**Aim of the exercise**
Gather, from the data below, each line in which the word "Wartungsprojekt" occurs.

**Data in this exercise**
'''
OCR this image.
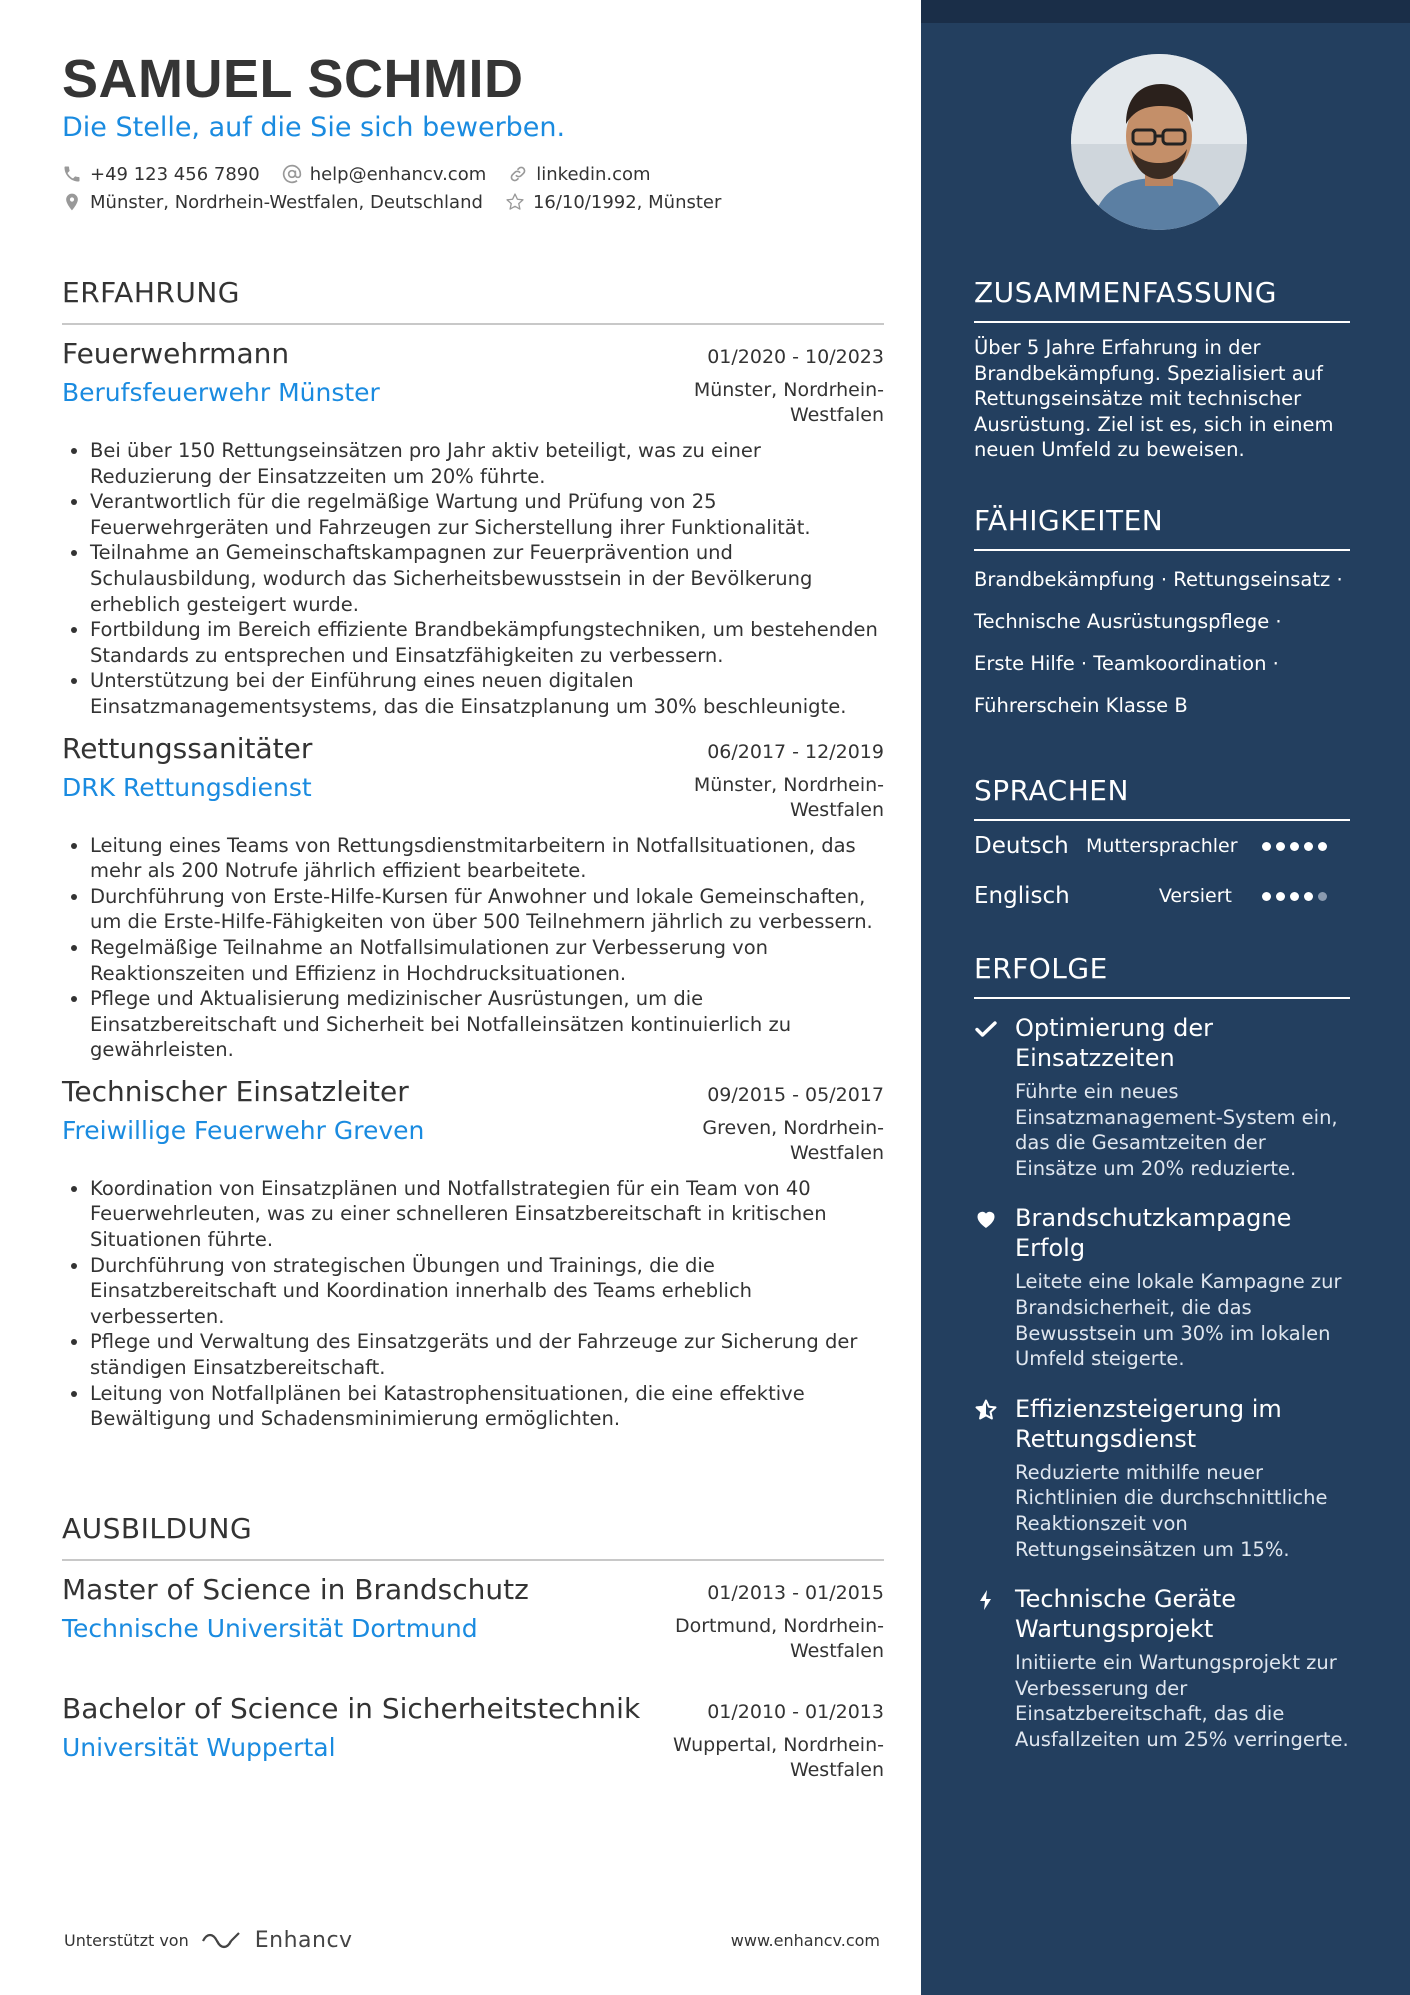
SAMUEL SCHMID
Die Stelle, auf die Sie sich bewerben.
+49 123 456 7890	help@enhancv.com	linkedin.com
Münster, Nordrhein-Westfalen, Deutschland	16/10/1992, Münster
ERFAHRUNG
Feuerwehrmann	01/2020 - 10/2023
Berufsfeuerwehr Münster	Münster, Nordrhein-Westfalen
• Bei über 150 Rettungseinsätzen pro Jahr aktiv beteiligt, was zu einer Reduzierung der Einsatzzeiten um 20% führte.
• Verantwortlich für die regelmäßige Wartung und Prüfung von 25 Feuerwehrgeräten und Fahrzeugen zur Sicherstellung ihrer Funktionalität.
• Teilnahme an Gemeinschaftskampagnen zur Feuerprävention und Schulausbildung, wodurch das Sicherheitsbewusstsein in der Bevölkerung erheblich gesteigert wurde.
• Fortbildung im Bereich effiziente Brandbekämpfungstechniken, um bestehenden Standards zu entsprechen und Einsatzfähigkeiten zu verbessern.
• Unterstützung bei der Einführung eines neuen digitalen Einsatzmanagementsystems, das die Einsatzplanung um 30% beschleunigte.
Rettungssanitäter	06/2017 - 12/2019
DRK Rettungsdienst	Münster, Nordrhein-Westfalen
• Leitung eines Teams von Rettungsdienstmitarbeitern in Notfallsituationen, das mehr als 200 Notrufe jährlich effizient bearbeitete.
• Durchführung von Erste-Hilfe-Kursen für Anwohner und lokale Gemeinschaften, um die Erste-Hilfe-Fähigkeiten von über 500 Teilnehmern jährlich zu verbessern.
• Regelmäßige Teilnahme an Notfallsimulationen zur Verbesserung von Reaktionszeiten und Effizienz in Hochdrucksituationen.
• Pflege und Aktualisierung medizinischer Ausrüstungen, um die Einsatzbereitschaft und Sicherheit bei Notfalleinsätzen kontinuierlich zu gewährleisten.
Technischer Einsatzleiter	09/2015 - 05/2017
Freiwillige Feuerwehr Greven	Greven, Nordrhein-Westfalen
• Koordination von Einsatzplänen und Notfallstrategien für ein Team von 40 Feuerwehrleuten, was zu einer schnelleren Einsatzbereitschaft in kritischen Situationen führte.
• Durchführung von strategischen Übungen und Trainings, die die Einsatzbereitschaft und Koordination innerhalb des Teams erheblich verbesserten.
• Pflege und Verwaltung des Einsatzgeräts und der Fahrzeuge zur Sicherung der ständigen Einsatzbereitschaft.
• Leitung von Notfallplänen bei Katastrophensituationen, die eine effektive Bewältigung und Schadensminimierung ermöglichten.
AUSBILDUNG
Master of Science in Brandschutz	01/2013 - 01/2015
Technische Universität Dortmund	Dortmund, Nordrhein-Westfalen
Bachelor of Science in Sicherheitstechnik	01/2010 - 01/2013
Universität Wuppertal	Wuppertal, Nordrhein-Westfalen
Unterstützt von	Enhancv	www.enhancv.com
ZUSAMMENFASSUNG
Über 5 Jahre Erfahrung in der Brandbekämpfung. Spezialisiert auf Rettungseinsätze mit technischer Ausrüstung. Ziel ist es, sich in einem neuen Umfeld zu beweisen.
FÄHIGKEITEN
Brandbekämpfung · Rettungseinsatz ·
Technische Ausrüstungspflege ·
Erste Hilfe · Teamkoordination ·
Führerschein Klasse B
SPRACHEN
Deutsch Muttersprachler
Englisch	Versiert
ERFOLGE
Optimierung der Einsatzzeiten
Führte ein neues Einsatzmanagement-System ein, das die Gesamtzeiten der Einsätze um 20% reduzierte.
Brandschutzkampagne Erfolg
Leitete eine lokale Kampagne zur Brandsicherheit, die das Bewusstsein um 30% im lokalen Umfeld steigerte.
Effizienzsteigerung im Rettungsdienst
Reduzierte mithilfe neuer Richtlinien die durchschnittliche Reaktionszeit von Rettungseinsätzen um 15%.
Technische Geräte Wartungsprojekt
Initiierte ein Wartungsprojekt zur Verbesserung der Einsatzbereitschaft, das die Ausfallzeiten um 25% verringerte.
'''
'''
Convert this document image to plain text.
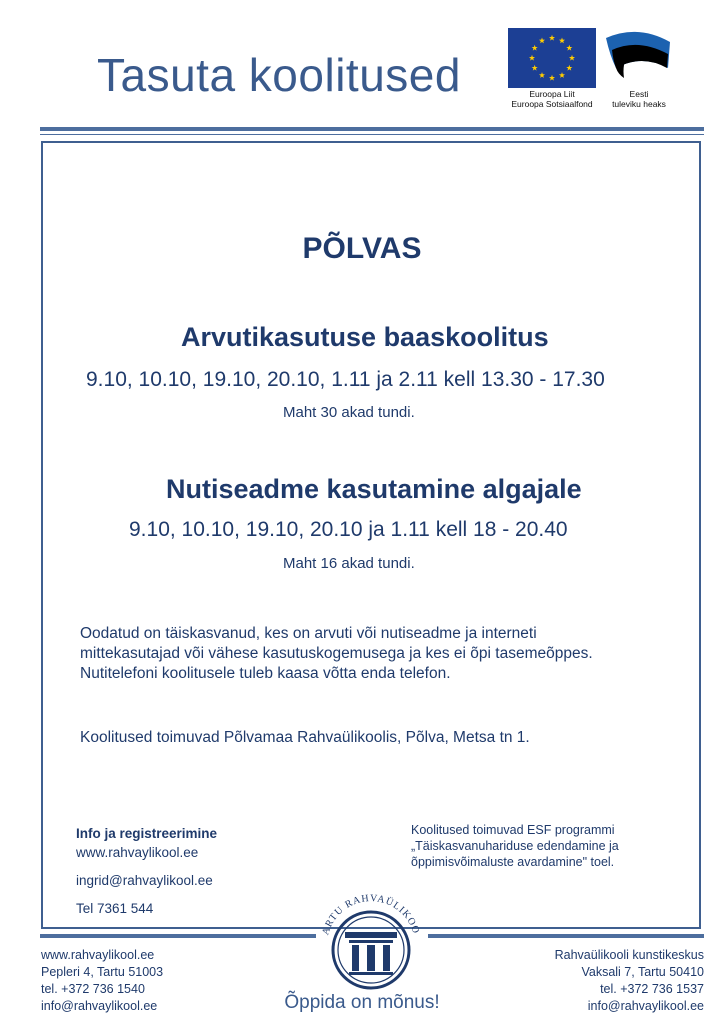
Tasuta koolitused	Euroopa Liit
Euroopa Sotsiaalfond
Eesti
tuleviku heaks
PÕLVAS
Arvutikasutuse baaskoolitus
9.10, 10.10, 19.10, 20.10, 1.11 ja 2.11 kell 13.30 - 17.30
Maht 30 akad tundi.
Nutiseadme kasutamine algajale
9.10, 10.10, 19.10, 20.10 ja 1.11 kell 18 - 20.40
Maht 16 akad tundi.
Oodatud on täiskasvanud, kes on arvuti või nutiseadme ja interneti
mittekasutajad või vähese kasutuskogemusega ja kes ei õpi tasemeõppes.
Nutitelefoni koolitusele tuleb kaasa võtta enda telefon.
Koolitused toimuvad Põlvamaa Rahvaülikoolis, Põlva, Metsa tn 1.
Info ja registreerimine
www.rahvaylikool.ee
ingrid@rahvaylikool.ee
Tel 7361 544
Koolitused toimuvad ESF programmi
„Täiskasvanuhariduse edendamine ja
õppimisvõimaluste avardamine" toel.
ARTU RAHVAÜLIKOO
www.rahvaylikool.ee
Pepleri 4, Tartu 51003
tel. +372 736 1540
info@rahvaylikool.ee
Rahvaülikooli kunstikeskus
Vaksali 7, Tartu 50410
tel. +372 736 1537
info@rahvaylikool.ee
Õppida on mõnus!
'''
**Task solution**
Technische Geräte Wartungsprojekt
Initiierte ein Wartungsprojekt zur Verbesserung der Einsatzbereitschaft, das die Ausfallzeiten um 25% verringerte.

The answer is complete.